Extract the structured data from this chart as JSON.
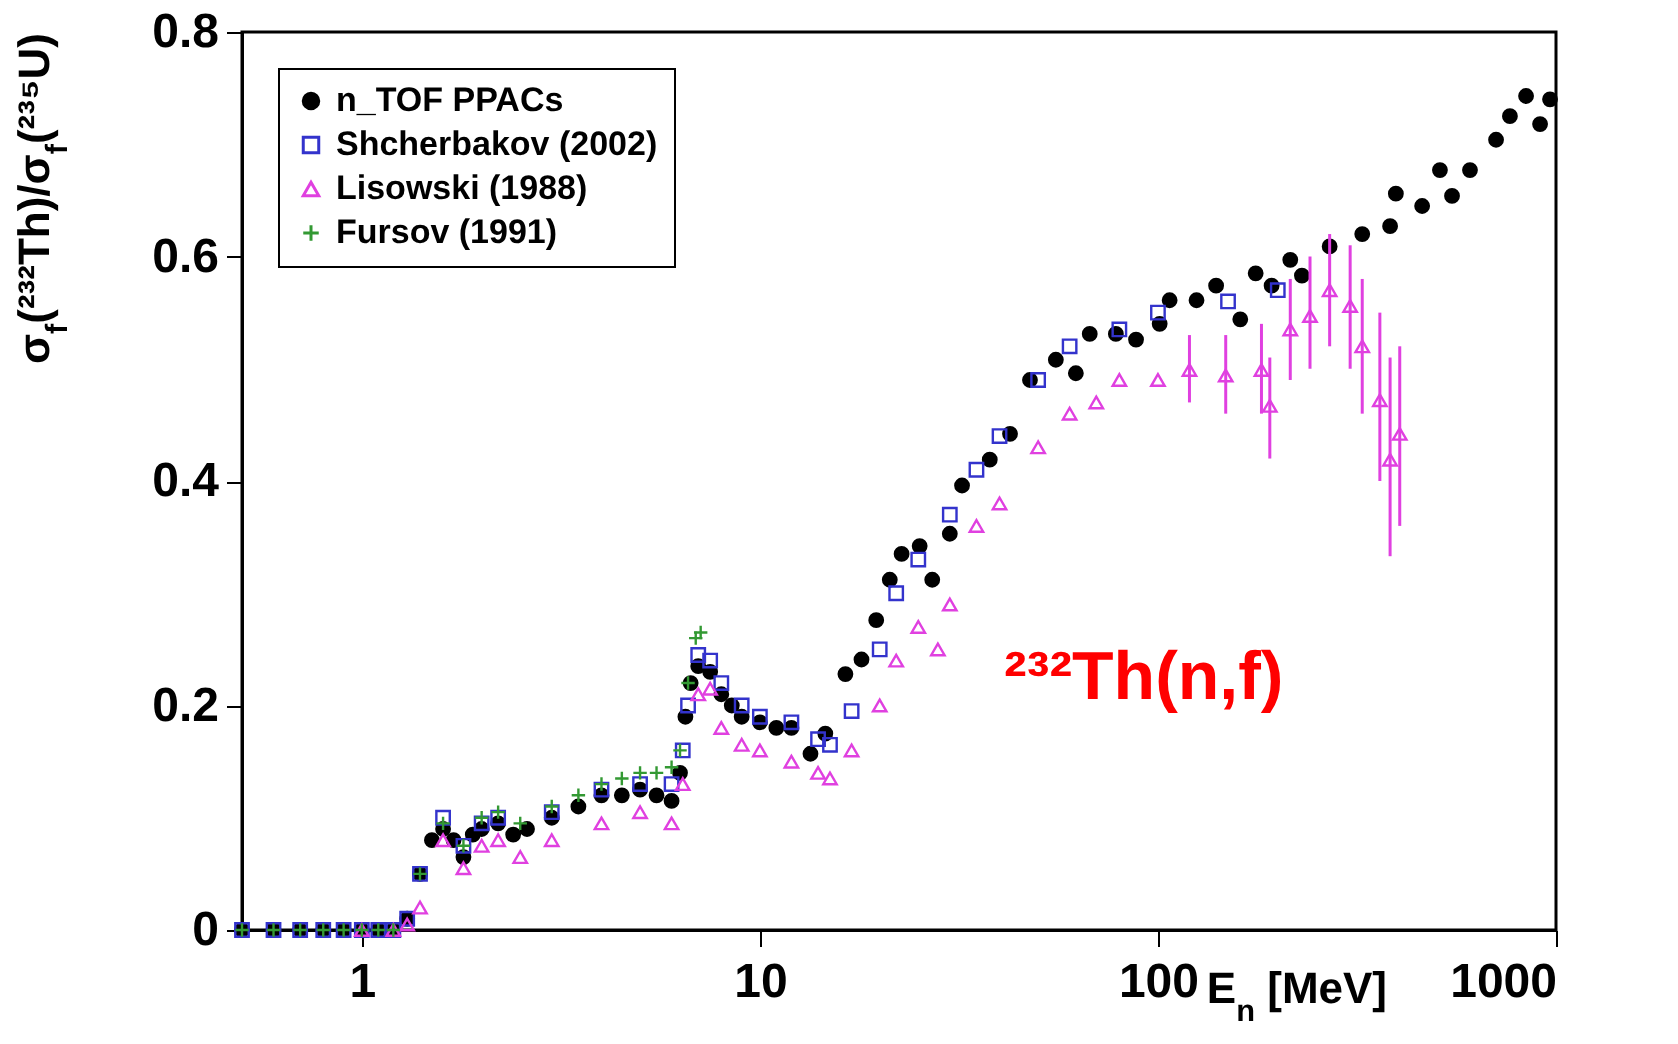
{
  "chart_data": {
    "type": "scatter",
    "xlabel": "E$_{n}$ [MeV]",
    "ylabel": "σ$_{f}$(²³²Th)/σ$_{f}$(²³⁵U)",
    "annotations": [
      "²³²Th(n,f)"
    ],
    "log": "x",
    "xlim": [
      0.5,
      1000
    ],
    "xticks": [
      1,
      10,
      100,
      1000
    ],
    "ylim": [
      0,
      0.8
    ],
    "yticks": [
      0,
      0.2,
      0.4,
      0.6,
      0.8
    ],
    "legend": "top left",
    "series": [
      {
        "name": "n_TOF PPACs",
        "color": "#000000",
        "marker": "circle",
        "x": [
          0.5,
          0.6,
          0.7,
          0.8,
          0.9,
          1.0,
          1.1,
          1.2,
          1.3,
          1.4,
          1.5,
          1.6,
          1.7,
          1.8,
          1.9,
          2.0,
          2.2,
          2.4,
          2.6,
          3,
          3.5,
          4,
          4.5,
          5,
          5.5,
          6,
          6.3,
          6.5,
          6.7,
          7,
          7.5,
          8,
          8.5,
          9,
          10,
          11,
          12,
          13.4,
          14.6,
          16.4,
          18.0,
          19.6,
          21.2,
          22.7,
          25.2,
          27.1,
          30,
          32.2,
          37.8,
          42.5,
          47.7,
          55.4,
          62.2,
          67.4,
          78.4,
          88.1,
          101,
          107,
          125,
          140,
          161,
          176,
          193,
          215,
          230,
          270,
          326,
          383,
          396,
          461,
          511,
          548,
          608,
          707,
          766,
          841,
          912,
          966
        ],
        "values": [
          0,
          0,
          0,
          0,
          0,
          0,
          0,
          0,
          0.01,
          0.05,
          0.08,
          0.09,
          0.08,
          0.065,
          0.085,
          0.09,
          0.095,
          0.085,
          0.09,
          0.1,
          0.11,
          0.12,
          0.12,
          0.125,
          0.12,
          0.115,
          0.14,
          0.19,
          0.22,
          0.235,
          0.23,
          0.21,
          0.2,
          0.19,
          0.185,
          0.18,
          0.18,
          0.157,
          0.175,
          0.228,
          0.241,
          0.276,
          0.312,
          0.335,
          0.342,
          0.312,
          0.353,
          0.396,
          0.419,
          0.442,
          0.49,
          0.508,
          0.496,
          0.531,
          0.531,
          0.526,
          0.54,
          0.561,
          0.561,
          0.574,
          0.544,
          0.585,
          0.574,
          0.597,
          0.583,
          0.609,
          0.62,
          0.627,
          0.656,
          0.645,
          0.677,
          0.654,
          0.677,
          0.704,
          0.725,
          0.743,
          0.718,
          0.74
        ]
      },
      {
        "name": "Shcherbakov (2002)",
        "color": "#3333cc",
        "marker": "square",
        "x": [
          0.5,
          0.6,
          0.7,
          0.8,
          0.9,
          1.0,
          1.1,
          1.2,
          1.3,
          1.4,
          1.6,
          1.8,
          2.0,
          2.2,
          3,
          4,
          5,
          6,
          6.4,
          6.6,
          7,
          7.5,
          8,
          9,
          10,
          12,
          14,
          15,
          17,
          20,
          22,
          25,
          30,
          35,
          40,
          50,
          60,
          80,
          100,
          150,
          200
        ],
        "values": [
          0,
          0,
          0,
          0,
          0,
          0,
          0,
          0,
          0.01,
          0.05,
          0.1,
          0.075,
          0.095,
          0.1,
          0.105,
          0.125,
          0.13,
          0.13,
          0.16,
          0.2,
          0.245,
          0.24,
          0.22,
          0.2,
          0.19,
          0.185,
          0.17,
          0.165,
          0.195,
          0.25,
          0.3,
          0.33,
          0.37,
          0.41,
          0.44,
          0.49,
          0.52,
          0.535,
          0.55,
          0.56,
          0.57
        ]
      },
      {
        "name": "Lisowski (1988)",
        "color": "#e040e0",
        "marker": "triangle",
        "x": [
          1.0,
          1.2,
          1.3,
          1.4,
          1.6,
          1.8,
          2.0,
          2.2,
          2.5,
          3,
          4,
          5,
          6,
          6.4,
          7,
          7.5,
          8,
          9,
          10,
          12,
          14,
          15,
          17,
          20,
          22,
          25,
          28,
          30,
          35,
          40,
          50,
          60,
          70,
          80,
          100,
          120,
          148,
          182,
          191,
          215,
          241,
          270,
          304,
          326,
          361,
          383,
          405
        ],
        "values": [
          0,
          0,
          0.005,
          0.02,
          0.08,
          0.055,
          0.075,
          0.08,
          0.065,
          0.08,
          0.095,
          0.105,
          0.095,
          0.13,
          0.21,
          0.215,
          0.18,
          0.165,
          0.16,
          0.15,
          0.14,
          0.135,
          0.16,
          0.2,
          0.24,
          0.27,
          0.25,
          0.29,
          0.36,
          0.38,
          0.43,
          0.46,
          0.47,
          0.49,
          0.49,
          0.499,
          0.494,
          0.499,
          0.467,
          0.535,
          0.547,
          0.57,
          0.556,
          0.52,
          0.472,
          0.419,
          0.442
        ],
        "errors": [
          null,
          null,
          null,
          null,
          null,
          null,
          null,
          null,
          null,
          null,
          null,
          null,
          null,
          null,
          null,
          null,
          null,
          null,
          null,
          null,
          null,
          null,
          null,
          null,
          null,
          null,
          null,
          null,
          null,
          null,
          null,
          null,
          null,
          null,
          null,
          [
            0.47,
            0.53
          ],
          [
            0.46,
            0.53
          ],
          [
            0.46,
            0.54
          ],
          [
            0.42,
            0.51
          ],
          [
            0.49,
            0.58
          ],
          [
            0.5,
            0.6
          ],
          [
            0.52,
            0.62
          ],
          [
            0.5,
            0.61
          ],
          [
            0.46,
            0.58
          ],
          [
            0.4,
            0.55
          ],
          [
            0.333,
            0.51
          ],
          [
            0.36,
            0.52
          ]
        ]
      },
      {
        "name": "Fursov (1991)",
        "color": "#339933",
        "marker": "cross",
        "x": [
          0.5,
          0.6,
          0.7,
          0.8,
          0.9,
          1.0,
          1.1,
          1.2,
          1.4,
          1.6,
          1.8,
          2.0,
          2.2,
          2.5,
          3,
          3.5,
          4,
          4.5,
          5,
          5.5,
          6,
          6.3,
          6.6,
          6.9,
          7.1
        ],
        "values": [
          0,
          0,
          0,
          0,
          0,
          0,
          0,
          0,
          0.05,
          0.095,
          0.075,
          0.1,
          0.105,
          0.095,
          0.11,
          0.12,
          0.13,
          0.135,
          0.14,
          0.14,
          0.145,
          0.16,
          0.22,
          0.26,
          0.265
        ]
      }
    ]
  }
}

----------------

Exercise:
Transcribe every line from the records above without alteration, and leave out the images.

Solution for this exercise:
Extract the structured data from this chart as JSON.
{
  "chart_data": {
    "type": "scatter",
    "xlabel": "E$_{n}$ [MeV]",
    "ylabel": "σ$_{f}$(²³²Th)/σ$_{f}$(²³⁵U)",
    "annotations": [
      "²³²Th(n,f)"
    ],
    "log": "x",
    "xlim": [
      0.5,
      1000
    ],
    "xticks": [
      1,
      10,
      100,
      1000
    ],
    "ylim": [
      0,
      0.8
    ],
    "yticks": [
      0,
      0.2,
      0.4,
      0.6,
      0.8
    ],
    "legend": "top left",
    "series": [
      {
        "name": "n_TOF PPACs",
        "color": "#000000",
        "marker": "circle",
        "x": [
          0.5,
          0.6,
          0.7,
          0.8,
          0.9,
          1.0,
          1.1,
          1.2,
          1.3,
          1.4,
          1.5,
          1.6,
          1.7,
          1.8,
          1.9,
          2.0,
          2.2,
          2.4,
          2.6,
          3,
          3.5,
          4,
          4.5,
          5,
          5.5,
          6,
          6.3,
          6.5,
          6.7,
          7,
          7.5,
          8,
          8.5,
          9,
          10,
          11,
          12,
          13.4,
          14.6,
          16.4,
          18.0,
          19.6,
          21.2,
          22.7,
          25.2,
          27.1,
          30,
          32.2,
          37.8,
          42.5,
          47.7,
          55.4,
          62.2,
          67.4,
          78.4,
          88.1,
          101,
          107,
          125,
          140,
          161,
          176,
          193,
          215,
          230,
          270,
          326,
          383,
          396,
          461,
          511,
          548,
          608,
          707,
          766,
          841,
          912,
          966
        ],
        "values": [
          0,
          0,
          0,
          0,
          0,
          0,
          0,
          0,
          0.01,
          0.05,
          0.08,
          0.09,
          0.08,
          0.065,
          0.085,
          0.09,
          0.095,
          0.085,
          0.09,
          0.1,
          0.11,
          0.12,
          0.12,
          0.125,
          0.12,
          0.115,
          0.14,
          0.19,
          0.22,
          0.235,
          0.23,
          0.21,
          0.2,
          0.19,
          0.185,
          0.18,
          0.18,
          0.157,
          0.175,
          0.228,
          0.241,
          0.276,
          0.312,
          0.335,
          0.342,
          0.312,
          0.353,
          0.396,
          0.419,
          0.442,
          0.49,
          0.508,
          0.496,
          0.531,
          0.531,
          0.526,
          0.54,
          0.561,
          0.561,
          0.574,
          0.544,
          0.585,
          0.574,
          0.597,
          0.583,
          0.609,
          0.62,
          0.627,
          0.656,
          0.645,
          0.677,
          0.654,
          0.677,
          0.704,
          0.725,
          0.743,
          0.718,
          0.74
        ]
      },
      {
        "name": "Shcherbakov (2002)",
        "color": "#3333cc",
        "marker": "square",
        "x": [
          0.5,
          0.6,
          0.7,
          0.8,
          0.9,
          1.0,
          1.1,
          1.2,
          1.3,
          1.4,
          1.6,
          1.8,
          2.0,
          2.2,
          3,
          4,
          5,
          6,
          6.4,
          6.6,
          7,
          7.5,
          8,
          9,
          10,
          12,
          14,
          15,
          17,
          20,
          22,
          25,
          30,
          35,
          40,
          50,
          60,
          80,
          100,
          150,
          200
        ],
        "values": [
          0,
          0,
          0,
          0,
          0,
          0,
          0,
          0,
          0.01,
          0.05,
          0.1,
          0.075,
          0.095,
          0.1,
          0.105,
          0.125,
          0.13,
          0.13,
          0.16,
          0.2,
          0.245,
          0.24,
          0.22,
          0.2,
          0.19,
          0.185,
          0.17,
          0.165,
          0.195,
          0.25,
          0.3,
          0.33,
          0.37,
          0.41,
          0.44,
          0.49,
          0.52,
          0.535,
          0.55,
          0.56,
          0.57
        ]
      },
      {
        "name": "Lisowski (1988)",
        "color": "#e040e0",
        "marker": "triangle",
        "x": [
          1.0,
          1.2,
          1.3,
          1.4,
          1.6,
          1.8,
          2.0,
          2.2,
          2.5,
          3,
          4,
          5,
          6,
          6.4,
          7,
          7.5,
          8,
          9,
          10,
          12,
          14,
          15,
          17,
          20,
          22,
          25,
          28,
          30,
          35,
          40,
          50,
          60,
          70,
          80,
          100,
          120,
          148,
          182,
          191,
          215,
          241,
          270,
          304,
          326,
          361,
          383,
          405
        ],
        "values": [
          0,
          0,
          0.005,
          0.02,
          0.08,
          0.055,
          0.075,
          0.08,
          0.065,
          0.08,
          0.095,
          0.105,
          0.095,
          0.13,
          0.21,
          0.215,
          0.18,
          0.165,
          0.16,
          0.15,
          0.14,
          0.135,
          0.16,
          0.2,
          0.24,
          0.27,
          0.25,
          0.29,
          0.36,
          0.38,
          0.43,
          0.46,
          0.47,
          0.49,
          0.49,
          0.499,
          0.494,
          0.499,
          0.467,
          0.535,
          0.547,
          0.57,
          0.556,
          0.52,
          0.472,
          0.419,
          0.442
        ],
        "errors": [
          null,
          null,
          null,
          null,
          null,
          null,
          null,
          null,
          null,
          null,
          null,
          null,
          null,
          null,
          null,
          null,
          null,
          null,
          null,
          null,
          null,
          null,
          null,
          null,
          null,
          null,
          null,
          null,
          null,
          null,
          null,
          null,
          null,
          null,
          null,
          [
            0.47,
            0.53
          ],
          [
            0.46,
            0.53
          ],
          [
            0.46,
            0.54
          ],
          [
            0.42,
            0.51
          ],
          [
            0.49,
            0.58
          ],
          [
            0.5,
            0.6
          ],
          [
            0.52,
            0.62
          ],
          [
            0.5,
            0.61
          ],
          [
            0.46,
            0.58
          ],
          [
            0.4,
            0.55
          ],
          [
            0.333,
            0.51
          ],
          [
            0.36,
            0.52
          ]
        ]
      },
      {
        "name": "Fursov (1991)",
        "color": "#339933",
        "marker": "cross",
        "x": [
          0.5,
          0.6,
          0.7,
          0.8,
          0.9,
          1.0,
          1.1,
          1.2,
          1.4,
          1.6,
          1.8,
          2.0,
          2.2,
          2.5,
          3,
          3.5,
          4,
          4.5,
          5,
          5.5,
          6,
          6.3,
          6.6,
          6.9,
          7.1
        ],
        "values": [
          0,
          0,
          0,
          0,
          0,
          0,
          0,
          0,
          0.05,
          0.095,
          0.075,
          0.1,
          0.105,
          0.095,
          0.11,
          0.12,
          0.13,
          0.135,
          0.14,
          0.14,
          0.145,
          0.16,
          0.22,
          0.26,
          0.265
        ]
      }
    ]
  }
}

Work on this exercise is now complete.